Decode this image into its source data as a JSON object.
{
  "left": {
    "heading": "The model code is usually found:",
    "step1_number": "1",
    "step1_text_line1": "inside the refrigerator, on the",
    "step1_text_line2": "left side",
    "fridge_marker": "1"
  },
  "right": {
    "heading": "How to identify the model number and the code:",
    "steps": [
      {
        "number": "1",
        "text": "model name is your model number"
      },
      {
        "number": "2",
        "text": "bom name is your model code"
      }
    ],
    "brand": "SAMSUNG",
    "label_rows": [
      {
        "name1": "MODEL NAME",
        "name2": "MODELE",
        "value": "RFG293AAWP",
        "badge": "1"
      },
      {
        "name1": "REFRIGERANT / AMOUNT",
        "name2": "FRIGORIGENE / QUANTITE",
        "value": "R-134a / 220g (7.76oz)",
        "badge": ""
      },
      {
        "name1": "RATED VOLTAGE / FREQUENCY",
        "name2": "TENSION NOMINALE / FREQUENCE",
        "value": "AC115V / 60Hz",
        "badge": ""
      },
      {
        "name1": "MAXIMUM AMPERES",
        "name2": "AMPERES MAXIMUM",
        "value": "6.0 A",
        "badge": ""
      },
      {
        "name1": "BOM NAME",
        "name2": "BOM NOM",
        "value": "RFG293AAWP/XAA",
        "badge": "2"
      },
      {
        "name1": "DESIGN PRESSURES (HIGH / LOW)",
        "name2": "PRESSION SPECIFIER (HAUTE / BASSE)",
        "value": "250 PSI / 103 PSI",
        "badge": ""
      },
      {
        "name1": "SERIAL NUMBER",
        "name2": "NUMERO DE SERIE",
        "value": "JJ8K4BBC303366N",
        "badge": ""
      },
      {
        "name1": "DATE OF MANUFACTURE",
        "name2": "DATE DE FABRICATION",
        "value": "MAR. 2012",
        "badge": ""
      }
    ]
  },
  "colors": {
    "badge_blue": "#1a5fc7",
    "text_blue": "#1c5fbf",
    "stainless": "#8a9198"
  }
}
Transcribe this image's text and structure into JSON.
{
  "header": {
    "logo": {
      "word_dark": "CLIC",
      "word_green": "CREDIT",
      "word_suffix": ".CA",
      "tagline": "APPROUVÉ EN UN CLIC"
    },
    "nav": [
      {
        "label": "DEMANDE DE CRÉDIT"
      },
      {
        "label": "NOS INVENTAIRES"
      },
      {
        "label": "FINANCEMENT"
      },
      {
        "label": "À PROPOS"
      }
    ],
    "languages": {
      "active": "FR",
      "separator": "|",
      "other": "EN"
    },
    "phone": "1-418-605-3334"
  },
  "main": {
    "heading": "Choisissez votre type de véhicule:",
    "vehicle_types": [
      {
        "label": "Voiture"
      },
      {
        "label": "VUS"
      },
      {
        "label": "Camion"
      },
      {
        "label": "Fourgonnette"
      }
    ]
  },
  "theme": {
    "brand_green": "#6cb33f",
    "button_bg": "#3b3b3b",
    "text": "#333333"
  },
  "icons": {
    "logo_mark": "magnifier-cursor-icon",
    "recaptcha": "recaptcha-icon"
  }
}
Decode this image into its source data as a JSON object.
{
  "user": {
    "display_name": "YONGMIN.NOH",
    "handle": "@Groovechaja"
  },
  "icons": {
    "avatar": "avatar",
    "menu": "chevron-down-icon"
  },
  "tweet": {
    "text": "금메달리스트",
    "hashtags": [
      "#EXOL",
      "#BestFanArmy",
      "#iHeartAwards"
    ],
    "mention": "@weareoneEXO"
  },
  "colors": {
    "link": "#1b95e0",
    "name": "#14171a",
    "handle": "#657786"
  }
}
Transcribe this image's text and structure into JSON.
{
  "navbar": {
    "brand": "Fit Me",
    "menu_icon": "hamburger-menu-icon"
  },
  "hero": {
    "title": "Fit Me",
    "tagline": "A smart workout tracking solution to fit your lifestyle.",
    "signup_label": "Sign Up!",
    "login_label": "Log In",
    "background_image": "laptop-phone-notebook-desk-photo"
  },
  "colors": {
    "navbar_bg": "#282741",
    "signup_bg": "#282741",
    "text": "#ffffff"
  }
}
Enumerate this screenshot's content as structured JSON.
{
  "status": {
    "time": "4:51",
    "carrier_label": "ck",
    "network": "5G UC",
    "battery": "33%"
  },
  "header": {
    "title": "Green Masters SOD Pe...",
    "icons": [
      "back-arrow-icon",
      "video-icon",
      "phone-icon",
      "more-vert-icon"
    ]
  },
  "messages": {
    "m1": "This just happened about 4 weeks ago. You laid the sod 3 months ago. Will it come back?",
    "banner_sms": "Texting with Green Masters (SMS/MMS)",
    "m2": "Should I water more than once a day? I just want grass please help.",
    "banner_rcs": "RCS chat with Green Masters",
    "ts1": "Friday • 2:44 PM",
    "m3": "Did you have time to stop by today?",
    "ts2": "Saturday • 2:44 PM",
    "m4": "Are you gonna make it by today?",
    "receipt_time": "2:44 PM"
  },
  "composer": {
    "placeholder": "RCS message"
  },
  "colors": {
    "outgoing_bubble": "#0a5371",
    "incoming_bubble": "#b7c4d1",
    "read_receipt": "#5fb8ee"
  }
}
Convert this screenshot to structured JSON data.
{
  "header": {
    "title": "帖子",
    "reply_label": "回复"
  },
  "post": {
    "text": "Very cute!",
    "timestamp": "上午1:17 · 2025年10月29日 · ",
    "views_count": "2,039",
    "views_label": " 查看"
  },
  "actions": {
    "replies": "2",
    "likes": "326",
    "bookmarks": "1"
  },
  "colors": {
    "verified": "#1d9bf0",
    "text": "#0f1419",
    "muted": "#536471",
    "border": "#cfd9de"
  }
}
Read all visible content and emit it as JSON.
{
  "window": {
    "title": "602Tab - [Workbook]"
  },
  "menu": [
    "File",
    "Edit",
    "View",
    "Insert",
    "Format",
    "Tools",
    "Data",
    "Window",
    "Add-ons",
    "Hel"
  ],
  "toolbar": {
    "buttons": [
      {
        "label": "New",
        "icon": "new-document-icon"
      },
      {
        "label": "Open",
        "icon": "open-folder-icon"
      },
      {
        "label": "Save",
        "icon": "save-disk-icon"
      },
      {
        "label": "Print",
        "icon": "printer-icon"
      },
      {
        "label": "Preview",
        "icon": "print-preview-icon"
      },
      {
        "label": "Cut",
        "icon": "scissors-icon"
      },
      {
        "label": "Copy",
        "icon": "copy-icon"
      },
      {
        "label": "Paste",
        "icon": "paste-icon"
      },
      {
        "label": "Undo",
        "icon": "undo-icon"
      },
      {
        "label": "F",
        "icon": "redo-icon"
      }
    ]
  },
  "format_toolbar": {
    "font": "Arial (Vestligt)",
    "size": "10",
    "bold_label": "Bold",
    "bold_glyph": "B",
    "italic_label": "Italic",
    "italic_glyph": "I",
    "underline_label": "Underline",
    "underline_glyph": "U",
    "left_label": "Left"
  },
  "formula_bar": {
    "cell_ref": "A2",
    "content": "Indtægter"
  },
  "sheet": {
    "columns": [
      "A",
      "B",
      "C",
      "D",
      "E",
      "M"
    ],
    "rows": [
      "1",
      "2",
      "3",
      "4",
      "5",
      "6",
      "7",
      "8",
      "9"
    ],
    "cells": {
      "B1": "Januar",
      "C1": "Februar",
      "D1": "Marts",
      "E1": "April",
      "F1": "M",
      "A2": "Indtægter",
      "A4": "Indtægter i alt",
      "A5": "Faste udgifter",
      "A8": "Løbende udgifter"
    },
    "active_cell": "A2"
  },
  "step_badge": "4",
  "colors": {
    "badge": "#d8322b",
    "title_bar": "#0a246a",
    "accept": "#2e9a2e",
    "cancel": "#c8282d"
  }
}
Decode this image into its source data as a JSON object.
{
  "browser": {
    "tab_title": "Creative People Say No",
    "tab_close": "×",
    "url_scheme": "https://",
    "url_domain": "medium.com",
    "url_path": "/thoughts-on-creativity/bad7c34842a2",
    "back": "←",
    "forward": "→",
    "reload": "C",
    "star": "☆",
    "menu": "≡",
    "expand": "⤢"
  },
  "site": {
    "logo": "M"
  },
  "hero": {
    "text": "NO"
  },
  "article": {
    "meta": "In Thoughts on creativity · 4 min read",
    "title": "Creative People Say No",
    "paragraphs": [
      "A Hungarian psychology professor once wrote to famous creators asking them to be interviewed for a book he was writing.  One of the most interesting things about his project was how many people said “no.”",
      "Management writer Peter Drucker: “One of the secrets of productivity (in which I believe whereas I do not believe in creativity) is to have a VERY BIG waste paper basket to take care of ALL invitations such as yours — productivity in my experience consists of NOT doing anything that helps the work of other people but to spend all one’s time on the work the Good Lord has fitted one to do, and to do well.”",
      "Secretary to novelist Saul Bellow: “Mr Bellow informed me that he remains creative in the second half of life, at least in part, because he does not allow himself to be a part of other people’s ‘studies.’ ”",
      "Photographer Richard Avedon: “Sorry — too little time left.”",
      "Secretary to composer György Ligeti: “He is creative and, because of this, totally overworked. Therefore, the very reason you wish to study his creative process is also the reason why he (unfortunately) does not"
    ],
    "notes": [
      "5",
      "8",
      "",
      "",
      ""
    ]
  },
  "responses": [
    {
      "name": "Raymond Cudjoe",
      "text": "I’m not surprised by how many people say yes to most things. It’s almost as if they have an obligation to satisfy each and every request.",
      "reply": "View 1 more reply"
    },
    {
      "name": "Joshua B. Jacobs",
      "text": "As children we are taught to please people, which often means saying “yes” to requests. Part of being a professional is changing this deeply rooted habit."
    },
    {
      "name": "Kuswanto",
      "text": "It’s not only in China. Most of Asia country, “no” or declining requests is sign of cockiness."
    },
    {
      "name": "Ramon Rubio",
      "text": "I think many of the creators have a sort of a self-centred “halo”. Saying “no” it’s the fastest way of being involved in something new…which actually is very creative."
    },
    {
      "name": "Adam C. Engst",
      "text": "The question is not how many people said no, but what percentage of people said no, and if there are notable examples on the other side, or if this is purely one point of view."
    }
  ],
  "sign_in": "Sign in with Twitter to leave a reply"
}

What you have to do
Every line in the data that holds "MAXIMUM" should be copied out.

Reply
        "name1": "MAXIMUM AMPERES",
        "name2": "AMPERES MAXIMUM",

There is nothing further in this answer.